# GOAL OF THE EXERCISE:
Note how many lines contain "Life" and give that number, with nothing else.

_ _ _ _

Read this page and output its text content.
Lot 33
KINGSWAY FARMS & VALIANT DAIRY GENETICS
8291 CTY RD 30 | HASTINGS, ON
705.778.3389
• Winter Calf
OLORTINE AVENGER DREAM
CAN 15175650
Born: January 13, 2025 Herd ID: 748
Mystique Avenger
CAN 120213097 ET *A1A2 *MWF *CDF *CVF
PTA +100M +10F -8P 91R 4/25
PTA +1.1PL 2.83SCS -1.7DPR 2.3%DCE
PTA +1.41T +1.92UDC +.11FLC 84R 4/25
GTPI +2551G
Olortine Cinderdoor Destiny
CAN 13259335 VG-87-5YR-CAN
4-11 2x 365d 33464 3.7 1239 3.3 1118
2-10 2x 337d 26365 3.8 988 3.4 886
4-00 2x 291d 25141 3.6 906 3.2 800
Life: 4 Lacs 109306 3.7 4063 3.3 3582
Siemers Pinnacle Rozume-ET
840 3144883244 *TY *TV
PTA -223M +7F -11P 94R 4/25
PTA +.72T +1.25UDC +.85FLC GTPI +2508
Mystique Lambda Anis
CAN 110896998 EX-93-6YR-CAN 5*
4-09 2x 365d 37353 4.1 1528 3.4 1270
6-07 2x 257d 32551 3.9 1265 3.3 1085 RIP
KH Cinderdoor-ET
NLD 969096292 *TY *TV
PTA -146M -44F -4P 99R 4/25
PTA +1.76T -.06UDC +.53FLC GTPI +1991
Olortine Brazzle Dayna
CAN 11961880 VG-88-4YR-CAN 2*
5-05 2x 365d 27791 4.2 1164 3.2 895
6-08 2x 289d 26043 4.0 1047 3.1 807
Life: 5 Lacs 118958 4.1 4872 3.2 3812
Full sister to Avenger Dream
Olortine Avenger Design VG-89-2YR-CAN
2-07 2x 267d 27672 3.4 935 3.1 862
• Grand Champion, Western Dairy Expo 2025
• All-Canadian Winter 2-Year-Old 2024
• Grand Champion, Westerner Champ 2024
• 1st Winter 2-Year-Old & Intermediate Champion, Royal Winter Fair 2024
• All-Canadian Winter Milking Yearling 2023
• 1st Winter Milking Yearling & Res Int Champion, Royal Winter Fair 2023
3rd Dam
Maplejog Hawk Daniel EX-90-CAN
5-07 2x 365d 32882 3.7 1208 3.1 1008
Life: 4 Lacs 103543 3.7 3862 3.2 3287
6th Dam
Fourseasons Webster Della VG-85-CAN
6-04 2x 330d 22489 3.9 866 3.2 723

_ _ _ _

# SOLUTION:
3